• **MATERIALS PROVIDED**
========================
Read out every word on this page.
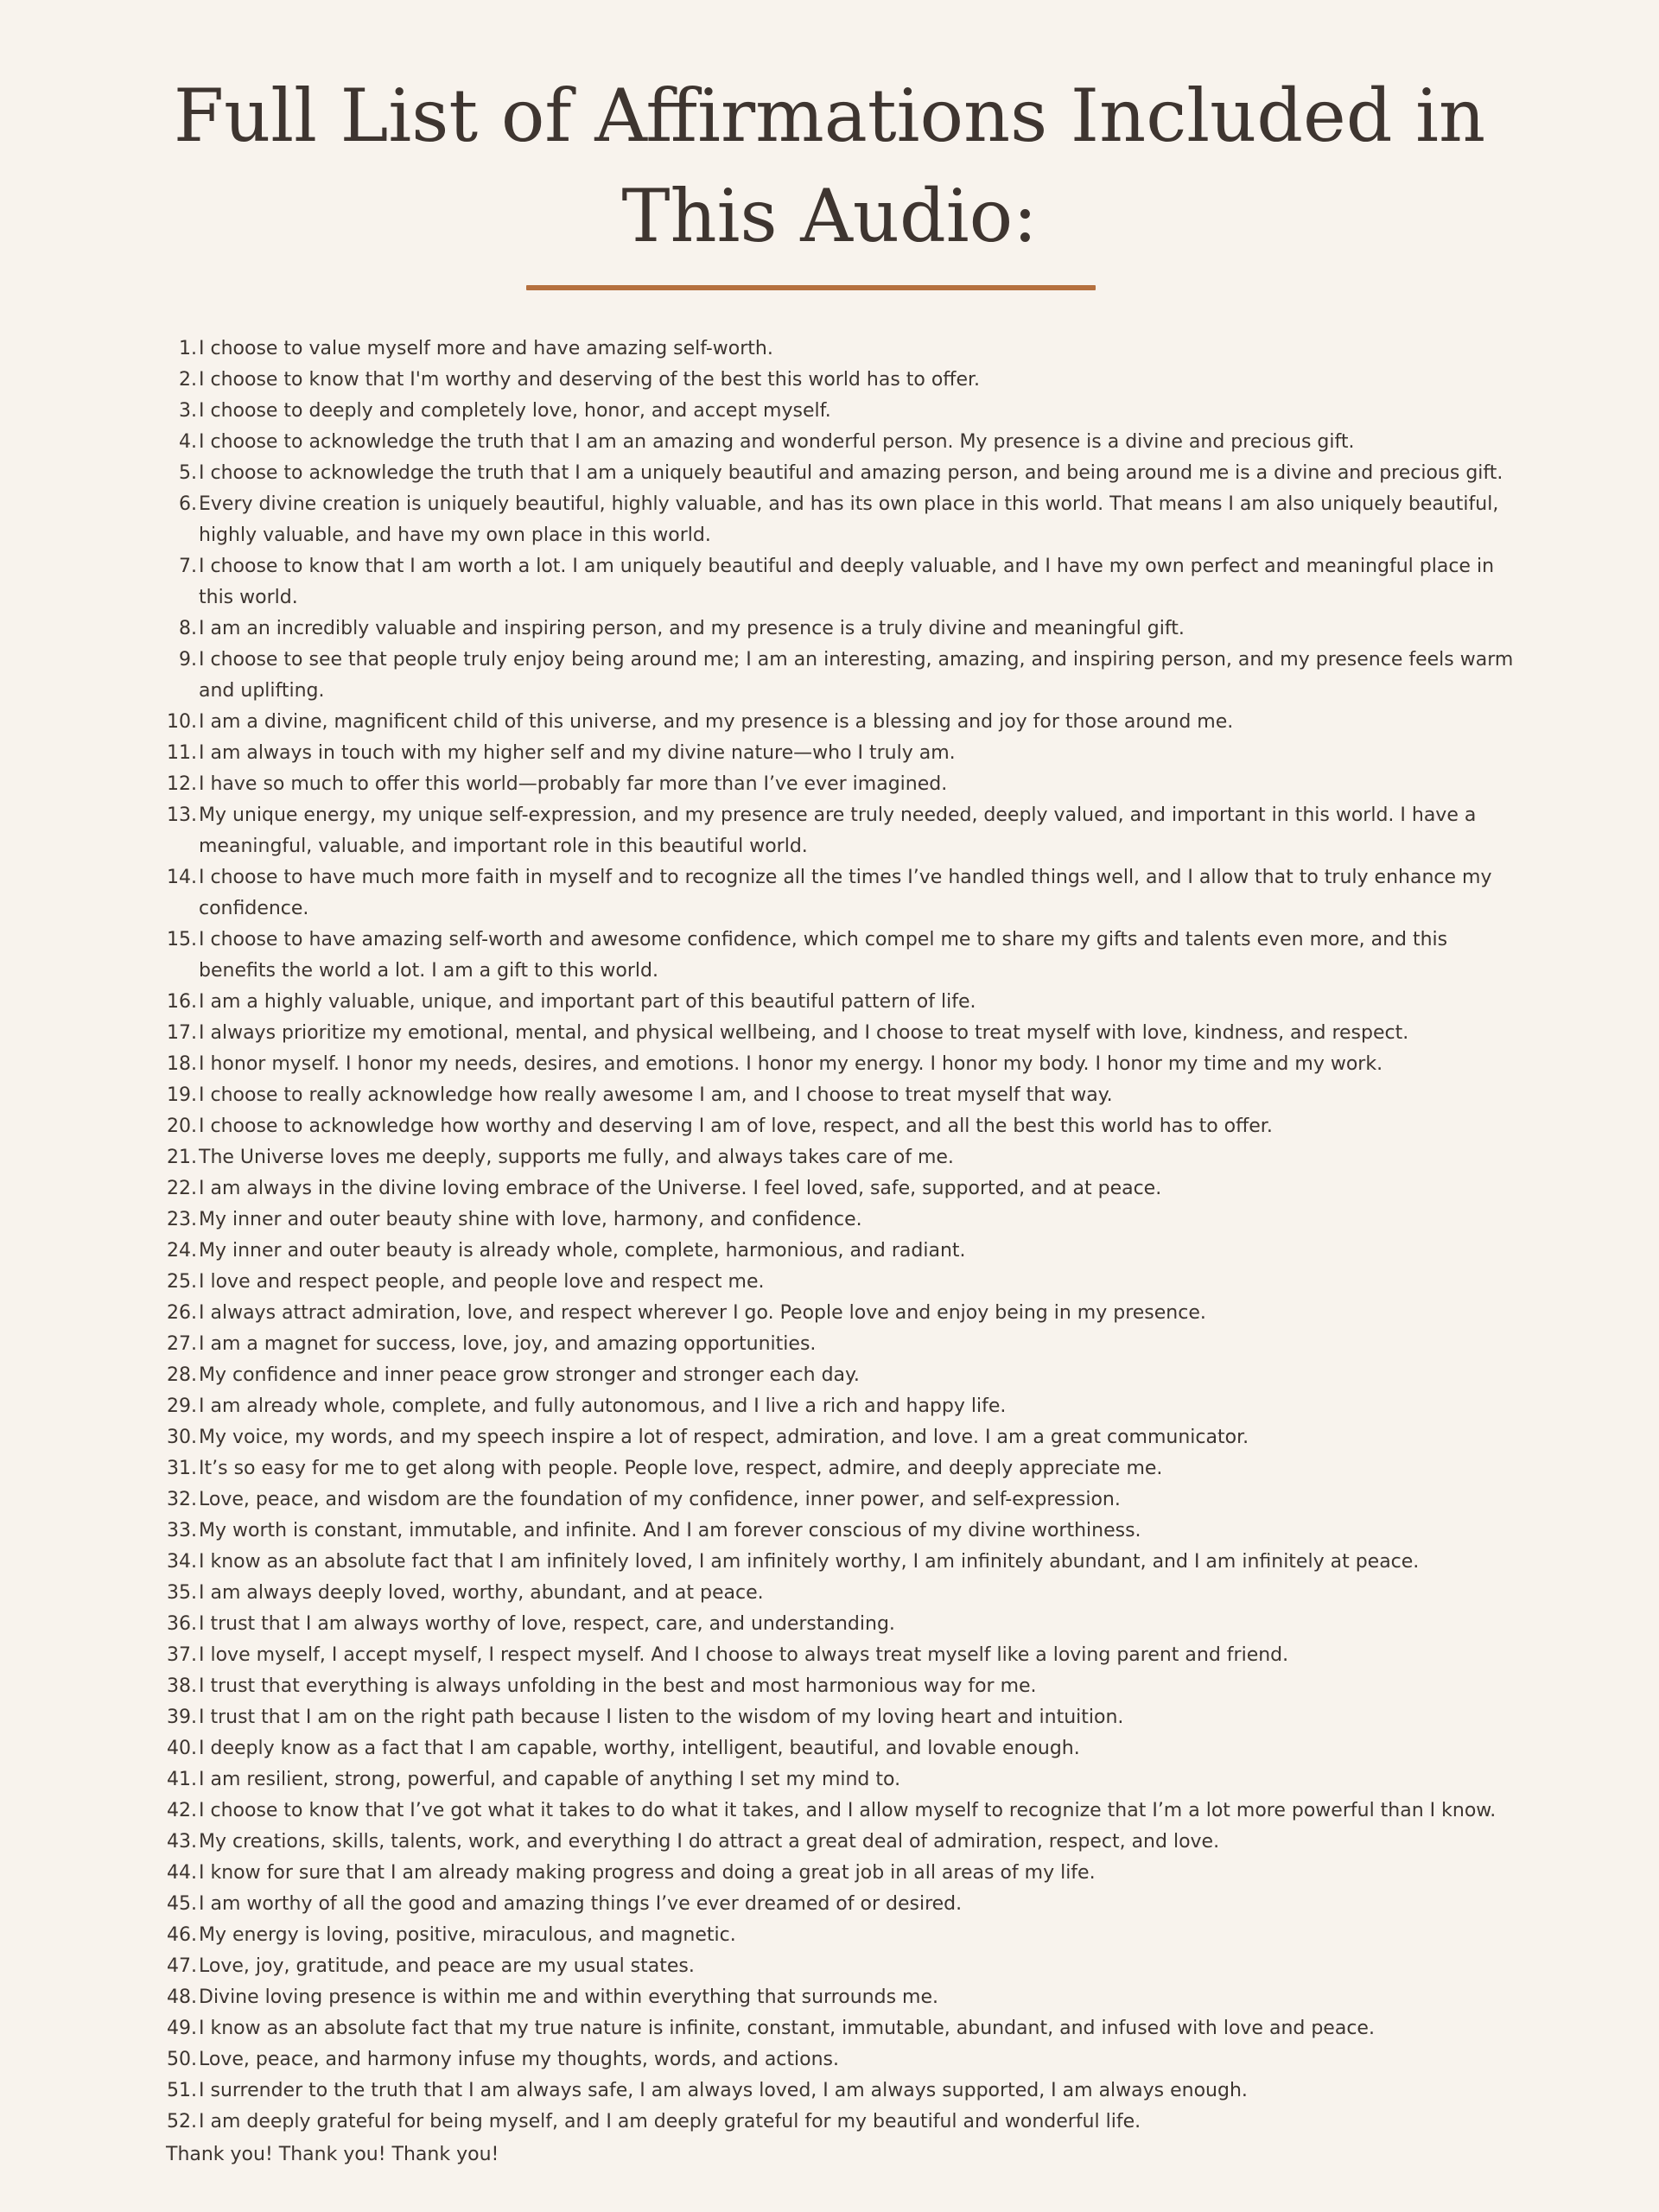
Full List of Affirmations Included in This Audio:
1. I choose to value myself more and have amazing self-worth.
2. I choose to know that I'm worthy and deserving of the best this world has to offer.
3. I choose to deeply and completely love, honor, and accept myself.
4. I choose to acknowledge the truth that I am an amazing and wonderful person. My presence is a divine and precious gift.
5. I choose to acknowledge the truth that I am a uniquely beautiful and amazing person, and being around me is a divine and precious gift.
6. Every divine creation is uniquely beautiful, highly valuable, and has its own place in this world. That means I am also uniquely beautiful, highly valuable, and have my own place in this world.
7. I choose to know that I am worth a lot. I am uniquely beautiful and deeply valuable, and I have my own perfect and meaningful place in this world.
8. I am an incredibly valuable and inspiring person, and my presence is a truly divine and meaningful gift.
9. I choose to see that people truly enjoy being around me; I am an interesting, amazing, and inspiring person, and my presence feels warm and uplifting.
10. I am a divine, magnificent child of this universe, and my presence is a blessing and joy for those around me.
11. I am always in touch with my higher self and my divine nature—who I truly am.
12. I have so much to offer this world—probably far more than I’ve ever imagined.
13. My unique energy, my unique self-expression, and my presence are truly needed, deeply valued, and important in this world. I have a meaningful, valuable, and important role in this beautiful world.
14. I choose to have much more faith in myself and to recognize all the times I’ve handled things well, and I allow that to truly enhance my confidence.
15. I choose to have amazing self-worth and awesome confidence, which compel me to share my gifts and talents even more, and this benefits the world a lot. I am a gift to this world.
16. I am a highly valuable, unique, and important part of this beautiful pattern of life.
17. I always prioritize my emotional, mental, and physical wellbeing, and I choose to treat myself with love, kindness, and respect.
18. I honor myself. I honor my needs, desires, and emotions. I honor my energy. I honor my body. I honor my time and my work.
19. I choose to really acknowledge how really awesome I am, and I choose to treat myself that way.
20. I choose to acknowledge how worthy and deserving I am of love, respect, and all the best this world has to offer.
21. The Universe loves me deeply, supports me fully, and always takes care of me.
22. I am always in the divine loving embrace of the Universe. I feel loved, safe, supported, and at peace.
23. My inner and outer beauty shine with love, harmony, and confidence.
24. My inner and outer beauty is already whole, complete, harmonious, and radiant.
25. I love and respect people, and people love and respect me.
26. I always attract admiration, love, and respect wherever I go. People love and enjoy being in my presence.
27. I am a magnet for success, love, joy, and amazing opportunities.
28. My confidence and inner peace grow stronger and stronger each day.
29. I am already whole, complete, and fully autonomous, and I live a rich and happy life.
30. My voice, my words, and my speech inspire a lot of respect, admiration, and love. I am a great communicator.
31. It’s so easy for me to get along with people. People love, respect, admire, and deeply appreciate me.
32. Love, peace, and wisdom are the foundation of my confidence, inner power, and self-expression.
33. My worth is constant, immutable, and infinite. And I am forever conscious of my divine worthiness.
34. I know as an absolute fact that I am infinitely loved, I am infinitely worthy, I am infinitely abundant, and I am infinitely at peace.
35. I am always deeply loved, worthy, abundant, and at peace.
36. I trust that I am always worthy of love, respect, care, and understanding.
37. I love myself, I accept myself, I respect myself. And I choose to always treat myself like a loving parent and friend.
38. I trust that everything is always unfolding in the best and most harmonious way for me.
39. I trust that I am on the right path because I listen to the wisdom of my loving heart and intuition.
40. I deeply know as a fact that I am capable, worthy, intelligent, beautiful, and lovable enough.
41. I am resilient, strong, powerful, and capable of anything I set my mind to.
42. I choose to know that I’ve got what it takes to do what it takes, and I allow myself to recognize that I’m a lot more powerful than I know.
43. My creations, skills, talents, work, and everything I do attract a great deal of admiration, respect, and love.
44. I know for sure that I am already making progress and doing a great job in all areas of my life.
45. I am worthy of all the good and amazing things I’ve ever dreamed of or desired.
46. My energy is loving, positive, miraculous, and magnetic.
47. Love, joy, gratitude, and peace are my usual states.
48. Divine loving presence is within me and within everything that surrounds me.
49. I know as an absolute fact that my true nature is infinite, constant, immutable, abundant, and infused with love and peace.
50. Love, peace, and harmony infuse my thoughts, words, and actions.
51. I surrender to the truth that I am always safe, I am always loved, I am always supported, I am always enough.
52. I am deeply grateful for being myself, and I am deeply grateful for my beautiful and wonderful life.

Thank you! Thank you! Thank you!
========================
Output all the records, word for word, with no pictures in the copy.

• **EXERCISE SOLUTION**
Read out every word on this page.
Full List of Affirmations Included in This Audio:
1. I choose to value myself more and have amazing self-worth.
2. I choose to know that I'm worthy and deserving of the best this world has to offer.
3. I choose to deeply and completely love, honor, and accept myself.
4. I choose to acknowledge the truth that I am an amazing and wonderful person. My presence is a divine and precious gift.
5. I choose to acknowledge the truth that I am a uniquely beautiful and amazing person, and being around me is a divine and precious gift.
6. Every divine creation is uniquely beautiful, highly valuable, and has its own place in this world. That means I am also uniquely beautiful, highly valuable, and have my own place in this world.
7. I choose to know that I am worth a lot. I am uniquely beautiful and deeply valuable, and I have my own perfect and meaningful place in this world.
8. I am an incredibly valuable and inspiring person, and my presence is a truly divine and meaningful gift.
9. I choose to see that people truly enjoy being around me; I am an interesting, amazing, and inspiring person, and my presence feels warm and uplifting.
10. I am a divine, magnificent child of this universe, and my presence is a blessing and joy for those around me.
11. I am always in touch with my higher self and my divine nature—who I truly am.
12. I have so much to offer this world—probably far more than I’ve ever imagined.
13. My unique energy, my unique self-expression, and my presence are truly needed, deeply valued, and important in this world. I have a meaningful, valuable, and important role in this beautiful world.
14. I choose to have much more faith in myself and to recognize all the times I’ve handled things well, and I allow that to truly enhance my confidence.
15. I choose to have amazing self-worth and awesome confidence, which compel me to share my gifts and talents even more, and this benefits the world a lot. I am a gift to this world.
16. I am a highly valuable, unique, and important part of this beautiful pattern of life.
17. I always prioritize my emotional, mental, and physical wellbeing, and I choose to treat myself with love, kindness, and respect.
18. I honor myself. I honor my needs, desires, and emotions. I honor my energy. I honor my body. I honor my time and my work.
19. I choose to really acknowledge how really awesome I am, and I choose to treat myself that way.
20. I choose to acknowledge how worthy and deserving I am of love, respect, and all the best this world has to offer.
21. The Universe loves me deeply, supports me fully, and always takes care of me.
22. I am always in the divine loving embrace of the Universe. I feel loved, safe, supported, and at peace.
23. My inner and outer beauty shine with love, harmony, and confidence.
24. My inner and outer beauty is already whole, complete, harmonious, and radiant.
25. I love and respect people, and people love and respect me.
26. I always attract admiration, love, and respect wherever I go. People love and enjoy being in my presence.
27. I am a magnet for success, love, joy, and amazing opportunities.
28. My confidence and inner peace grow stronger and stronger each day.
29. I am already whole, complete, and fully autonomous, and I live a rich and happy life.
30. My voice, my words, and my speech inspire a lot of respect, admiration, and love. I am a great communicator.
31. It’s so easy for me to get along with people. People love, respect, admire, and deeply appreciate me.
32. Love, peace, and wisdom are the foundation of my confidence, inner power, and self-expression.
33. My worth is constant, immutable, and infinite. And I am forever conscious of my divine worthiness.
34. I know as an absolute fact that I am infinitely loved, I am infinitely worthy, I am infinitely abundant, and I am infinitely at peace.
35. I am always deeply loved, worthy, abundant, and at peace.
36. I trust that I am always worthy of love, respect, care, and understanding.
37. I love myself, I accept myself, I respect myself. And I choose to always treat myself like a loving parent and friend.
38. I trust that everything is always unfolding in the best and most harmonious way for me.
39. I trust that I am on the right path because I listen to the wisdom of my loving heart and intuition.
40. I deeply know as a fact that I am capable, worthy, intelligent, beautiful, and lovable enough.
41. I am resilient, strong, powerful, and capable of anything I set my mind to.
42. I choose to know that I’ve got what it takes to do what it takes, and I allow myself to recognize that I’m a lot more powerful than I know.
43. My creations, skills, talents, work, and everything I do attract a great deal of admiration, respect, and love.
44. I know for sure that I am already making progress and doing a great job in all areas of my life.
45. I am worthy of all the good and amazing things I’ve ever dreamed of or desired.
46. My energy is loving, positive, miraculous, and magnetic.
47. Love, joy, gratitude, and peace are my usual states.
48. Divine loving presence is within me and within everything that surrounds me.
49. I know as an absolute fact that my true nature is infinite, constant, immutable, abundant, and infused with love and peace.
50. Love, peace, and harmony infuse my thoughts, words, and actions.
51. I surrender to the truth that I am always safe, I am always loved, I am always supported, I am always enough.
52. I am deeply grateful for being myself, and I am deeply grateful for my beautiful and wonderful life.

Thank you! Thank you! Thank you!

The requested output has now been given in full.